[Problem]: Below are records; count the lines in them that hold "OWNERS" and give only the count.

[Start Excerpted records]

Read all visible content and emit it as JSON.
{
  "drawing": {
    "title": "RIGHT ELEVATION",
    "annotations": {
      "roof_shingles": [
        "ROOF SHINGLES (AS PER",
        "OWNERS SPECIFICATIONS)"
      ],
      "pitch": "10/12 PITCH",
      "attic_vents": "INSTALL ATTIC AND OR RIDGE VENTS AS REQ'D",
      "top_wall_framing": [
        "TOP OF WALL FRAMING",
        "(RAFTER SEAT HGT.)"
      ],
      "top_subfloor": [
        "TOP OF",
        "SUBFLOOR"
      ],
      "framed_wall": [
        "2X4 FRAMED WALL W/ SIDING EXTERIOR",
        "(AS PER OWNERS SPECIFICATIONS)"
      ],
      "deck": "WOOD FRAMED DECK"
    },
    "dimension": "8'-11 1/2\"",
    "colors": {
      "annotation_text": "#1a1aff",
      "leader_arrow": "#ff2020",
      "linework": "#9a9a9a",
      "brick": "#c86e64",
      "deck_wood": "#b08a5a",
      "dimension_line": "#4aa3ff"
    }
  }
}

[End Excerpted records]

[Answer to this task]: 2